(Collection entries)
┄┄┄┄┄┄

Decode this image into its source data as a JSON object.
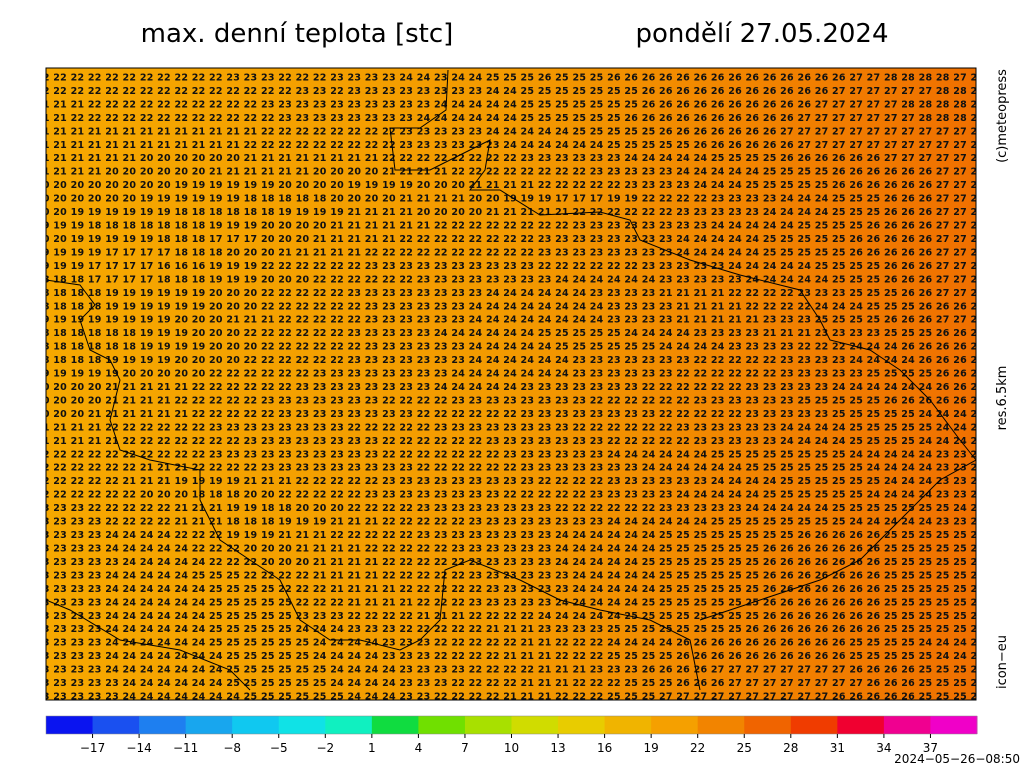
{
  "header": {
    "title": "max. denní teplota [stc]",
    "date": "pondělí 27.05.2024"
  },
  "side": {
    "copyright": "(c)meteopress",
    "resolution": "res.6.5km",
    "model": "icon−eu"
  },
  "footer": {
    "timestamp": "2024−05−26−08:50"
  },
  "map": {
    "rows": [
      "22 22 22 22 22 22 22 22 22 22 22 23 23 23 22 22 22 23 23 23 23 24 24 23 24 24 25 25 25 26 25 25 25 26 26 26 26 26 26 26 26 26 26 26 26 26 26 27 27 28 28 28 28 27 27",
      "22 22 22 22 22 22 22 22 22 22 22 22 22 22 22 23 23 22 23 23 23 23 23 23 23 23 24 24 25 25 25 25 25 25 25 26 26 26 26 26 26 26 26 26 26 26 27 27 27 27 27 27 28 28 28",
      "21 21 21 22 22 22 22 22 22 22 22 22 22 23 23 23 23 23 23 23 23 23 23 24 24 24 24 24 25 25 25 25 25 25 25 26 26 26 26 26 26 26 26 26 26 27 27 27 27 27 28 28 28 28 28",
      "21 21 22 22 22 22 22 22 22 22 22 22 22 22 23 23 23 23 23 23 23 23 24 24 24 24 24 24 25 25 25 25 25 25 26 26 26 26 26 26 26 26 26 26 27 27 27 27 27 27 27 28 28 28 28",
      "21 21 21 21 21 21 21 21 21 21 21 21 21 22 22 22 22 22 22 22 22 23 23 23 23 23 24 24 24 24 24 25 25 25 25 25 26 26 26 26 26 26 26 27 27 27 27 27 27 27 27 27 27 27 27",
      "21 21 21 21 21 21 21 21 21 21 21 21 22 22 22 22 22 22 22 22 22 23 23 23 23 23 23 24 24 24 24 24 24 25 25 25 25 25 26 26 26 26 26 26 27 27 27 27 27 27 27 27 27 27 27",
      "21 21 21 21 21 21 20 20 20 20 20 20 21 21 21 21 21 21 21 21 22 22 22 22 22 22 22 22 23 23 23 23 23 23 24 24 24 24 24 25 25 25 25 26 26 26 26 26 26 27 27 27 27 27 27",
      "21 21 21 21 20 20 20 20 20 20 21 21 21 21 21 21 20 20 20 20 21 21 21 21 22 22 22 22 22 22 22 22 23 23 23 23 23 24 24 24 24 24 25 25 25 25 26 26 26 26 26 26 27 27 27",
      "20 20 20 20 20 20 20 20 19 19 19 19 19 19 20 20 20 20 19 19 19 19 20 20 20 21 21 21 21 22 22 22 22 22 23 23 23 23 24 24 24 25 25 25 25 25 26 26 26 26 26 26 27 27 27",
      "20 20 20 20 20 20 19 19 19 19 19 19 18 18 18 18 18 20 20 20 20 21 21 21 21 20 20 19 19 19 17 17 17 19 19 22 22 22 22 23 23 23 23 24 24 24 25 25 25 26 26 26 27 27 27",
      "20 20 19 19 19 19 19 19 18 18 18 18 18 18 19 19 19 19 21 21 21 21 20 20 20 20 21 21 21 21 21 22 22 22 22 22 22 23 23 23 23 23 24 24 24 24 25 25 25 26 26 26 27 27 27",
      "19 19 19 18 18 18 18 18 18 18 19 19 19 20 20 20 20 21 21 21 21 21 21 22 22 22 22 22 22 22 22 23 23 23 23 23 23 23 23 24 24 24 24 24 25 25 25 25 26 26 26 26 27 27 27",
      "20 20 19 19 19 19 19 18 18 18 17 17 17 20 20 20 21 21 21 21 21 22 22 22 22 22 22 22 22 23 23 23 23 23 23 23 23 24 24 24 24 24 25 25 25 25 25 26 26 26 26 26 27 27 27",
      "19 19 19 19 17 17 17 17 18 18 18 20 20 20 21 21 21 21 21 22 22 22 22 22 22 22 22 22 22 23 23 23 23 23 23 23 23 24 24 24 24 24 25 25 25 25 25 26 26 26 26 26 27 27 27",
      "19 19 19 17 17 17 17 16 16 16 19 19 19 22 22 22 22 22 22 23 23 23 23 23 23 23 23 23 23 22 22 22 22 22 22 23 23 23 23 23 24 24 24 24 24 25 25 25 25 26 26 26 27 27 27",
      "18 18 18 17 17 17 17 18 18 18 19 19 19 20 20 20 22 22 22 22 22 22 23 23 23 23 23 23 23 23 24 24 24 24 24 24 23 23 23 23 23 24 24 24 24 24 25 25 25 26 26 26 27 27 27",
      "18 18 18 18 19 19 19 19 19 19 20 20 20 22 22 22 22 22 23 23 23 23 23 23 23 23 24 24 24 24 24 24 23 23 23 23 21 21 21 21 22 22 22 22 23 23 23 25 25 25 26 26 27 27 27",
      "18 18 18 18 19 19 19 19 19 19 20 20 20 22 22 22 22 22 22 23 23 23 23 23 23 24 24 24 24 24 24 24 24 23 23 23 23 21 21 21 21 22 22 22 22 24 24 24 25 25 25 26 26 26 26",
      "19 19 19 19 19 19 19 19 20 20 20 21 21 21 22 22 22 22 22 23 23 23 23 23 23 24 24 24 24 24 24 24 24 23 23 23 23 21 21 21 21 21 23 23 23 25 25 25 25 26 26 26 27 27 27",
      "18 18 18 18 18 18 19 19 19 20 20 20 22 22 22 22 22 22 23 23 23 23 23 24 24 24 24 24 24 25 25 25 25 25 24 24 24 24 23 23 23 23 21 21 21 23 23 23 23 25 25 25 26 26 26",
      "18 18 18 18 18 18 19 19 19 19 20 20 20 22 22 22 22 22 22 23 23 23 23 23 23 24 24 24 24 24 25 25 25 25 25 25 24 24 24 24 23 23 23 23 22 22 22 24 24 24 26 26 26 26 26",
      "18 18 18 18 19 19 19 19 20 20 20 20 22 22 22 22 22 22 23 23 23 23 23 23 23 24 24 24 24 24 24 23 23 23 23 23 23 23 22 22 22 22 22 23 23 23 23 24 24 24 24 26 26 26 26",
      "19 19 19 19 19 20 20 20 20 20 22 22 22 22 22 22 23 23 23 23 23 23 23 23 24 24 24 24 24 24 24 23 23 23 23 23 23 22 22 22 22 22 22 23 23 23 23 23 25 25 25 25 26 26 26",
      "20 20 20 20 21 21 21 21 21 22 22 22 22 22 22 23 23 23 23 23 23 23 23 24 24 24 24 24 23 23 23 23 23 23 23 22 22 22 22 22 22 23 23 23 23 23 24 24 24 24 24 24 26 26 26",
      "20 20 20 20 21 21 21 21 22 22 22 22 22 23 23 23 23 23 23 23 22 22 22 22 23 23 23 23 23 23 23 23 22 22 22 22 22 22 23 23 23 23 23 23 25 25 25 25 25 26 26 26 26 26 26",
      "20 20 20 21 21 21 21 21 21 22 22 22 22 22 23 23 23 23 23 23 23 23 22 22 22 22 22 22 23 23 23 23 23 23 23 23 22 22 22 22 22 23 23 23 23 23 25 25 25 25 25 24 24 24 24",
      "21 21 21 21 22 22 22 22 22 22 23 23 23 23 23 23 23 23 22 22 22 22 22 23 23 23 23 23 23 23 23 22 22 22 22 22 22 23 23 23 23 23 23 24 24 24 24 25 25 25 25 25 24 24 24",
      "21 21 21 21 21 22 22 22 22 22 22 22 23 23 23 23 23 23 23 23 22 22 22 22 22 22 23 23 23 23 23 23 23 22 22 22 22 22 23 23 23 23 23 24 24 24 24 25 25 25 25 24 24 24 24",
      "22 22 22 22 22 22 22 22 22 22 23 23 23 23 23 23 23 23 23 23 22 22 22 22 22 22 22 23 23 23 23 23 23 24 24 24 24 24 24 25 25 25 25 25 25 25 25 24 24 24 24 24 23 23 23",
      "22 22 22 22 22 22 21 21 21 22 22 22 22 23 23 23 23 23 23 23 23 23 22 22 22 22 22 22 23 23 23 23 23 23 23 24 24 24 24 24 24 25 25 25 25 25 25 25 24 24 24 24 23 23 23",
      "22 22 22 22 22 21 21 21 19 19 19 19 21 21 21 22 22 22 22 22 23 23 23 23 23 23 23 23 23 22 22 22 22 23 23 23 23 23 23 24 24 24 24 25 25 25 25 25 25 24 24 24 23 23 23",
      "22 22 22 22 22 22 20 20 20 18 18 18 20 20 22 22 22 22 22 23 23 23 23 23 23 23 23 22 22 22 22 22 23 23 23 23 23 24 24 24 24 24 25 25 25 25 25 25 24 24 24 24 23 23 23",
      "23 23 23 22 22 22 22 22 21 21 21 19 19 18 18 20 20 20 22 22 22 22 23 23 23 23 23 23 23 23 22 22 22 22 22 22 23 23 23 23 23 24 24 24 24 24 25 25 25 25 25 25 25 24 24",
      "23 23 23 23 22 22 22 22 21 21 21 18 18 18 19 19 19 21 21 21 22 22 22 22 22 23 23 23 23 23 23 23 23 24 24 24 24 24 24 25 25 25 25 25 25 25 25 24 24 24 24 24 23 23 23",
      "23 23 23 23 24 24 24 24 22 22 22 19 19 19 21 21 21 22 22 22 22 22 23 23 23 23 23 23 23 23 24 24 24 24 24 24 25 25 25 25 25 25 25 25 26 26 26 26 26 25 25 25 25 25 25",
      "23 23 23 23 24 24 24 24 24 22 22 22 20 20 20 21 21 21 21 22 22 22 22 22 23 23 23 23 23 23 24 24 24 24 24 24 25 25 25 25 25 25 26 26 26 26 26 26 26 25 25 25 25 25 25",
      "23 23 23 23 23 24 24 24 24 24 22 22 22 20 20 20 21 21 21 21 22 22 22 22 22 23 23 23 23 23 24 24 24 24 24 25 25 25 25 25 25 25 26 26 26 26 26 26 26 25 25 25 25 25 25",
      "23 23 23 23 24 24 24 24 24 25 25 25 22 22 22 22 21 21 21 21 22 22 22 22 22 23 23 23 23 23 23 24 24 24 24 24 25 25 25 25 25 25 26 26 26 26 26 26 26 25 25 25 25 25 25",
      "23 23 23 23 24 24 24 24 24 24 25 25 25 25 22 22 22 21 21 21 21 22 22 22 22 22 23 23 23 23 23 24 24 24 24 24 25 25 25 25 25 25 26 26 26 26 26 26 26 25 25 25 25 25 25",
      "23 23 23 23 24 24 24 24 24 24 25 25 25 25 25 22 22 22 21 21 21 21 22 22 22 23 23 23 23 23 24 24 24 24 24 25 25 25 25 25 25 25 26 26 26 26 26 26 26 25 25 25 25 25 25",
      "23 23 23 23 24 24 24 24 24 24 25 25 25 25 25 23 23 23 22 22 22 22 21 21 21 22 22 22 22 24 24 24 24 24 25 25 25 25 25 25 25 25 26 26 26 26 26 26 26 25 25 25 25 25 25",
      "23 23 23 23 24 24 24 24 24 24 25 25 25 25 25 24 24 24 23 23 23 22 22 22 22 22 21 21 21 23 23 23 23 25 25 25 25 25 25 25 25 26 26 26 26 26 26 26 26 25 25 25 25 25 25",
      "23 23 23 23 24 24 24 24 24 24 25 25 25 25 25 25 24 24 24 24 23 23 23 22 22 22 22 22 21 21 22 22 22 24 24 24 24 26 26 26 26 26 26 26 26 26 26 25 25 25 25 24 24 24 24",
      "23 23 23 23 24 24 24 24 24 24 24 25 25 25 25 25 24 24 24 24 23 23 23 22 22 22 22 21 21 21 22 22 22 25 25 25 25 26 26 26 26 26 26 26 26 26 26 25 25 25 25 25 24 24 24",
      "23 23 23 23 24 24 24 24 24 24 24 25 25 25 25 25 25 24 24 24 24 23 23 23 23 22 22 22 22 21 21 21 23 23 23 26 26 26 26 27 27 27 27 27 27 27 27 26 26 26 26 25 25 25 25",
      "23 23 23 23 23 24 24 24 24 24 24 25 25 25 25 25 25 24 24 24 24 23 23 23 22 22 22 22 21 21 21 22 22 22 25 25 25 26 26 26 27 27 27 27 27 27 27 27 26 26 26 25 25 25 25",
      "23 23 23 23 23 24 24 24 24 24 24 24 25 25 25 25 25 25 24 24 24 23 23 22 22 22 22 21 21 21 22 22 22 25 25 25 27 27 27 27 27 27 27 27 27 27 26 26 26 26 26 25 25 25 25"
    ]
  },
  "colorbar": {
    "lim": [
      -20,
      40
    ],
    "colors": [
      "#0a14f0",
      "#1a50f0",
      "#1e7ff0",
      "#18a6ee",
      "#10c8f0",
      "#10e2e6",
      "#10f0c0",
      "#10dc40",
      "#70e000",
      "#a8e000",
      "#d0dc00",
      "#e8cc00",
      "#f0b400",
      "#f5a000",
      "#f28400",
      "#f06400",
      "#f03c00",
      "#f00030",
      "#f00090",
      "#f000c8"
    ],
    "ticks": [
      {
        "value": -17,
        "label": "−17"
      },
      {
        "value": -14,
        "label": "−14"
      },
      {
        "value": -11,
        "label": "−11"
      },
      {
        "value": -8,
        "label": "−8"
      },
      {
        "value": -5,
        "label": "−5"
      },
      {
        "value": -2,
        "label": "−2"
      },
      1,
      4,
      7,
      10,
      13,
      16,
      19,
      22,
      25,
      28,
      31,
      34,
      37
    ]
  }
}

┄┄┄┄┄┄

# WHAT YOU HAVE TO DO
Report the number of lines containing the string "label" and add nothing to it.

# SOLUTION TO THIS EXERCISE
6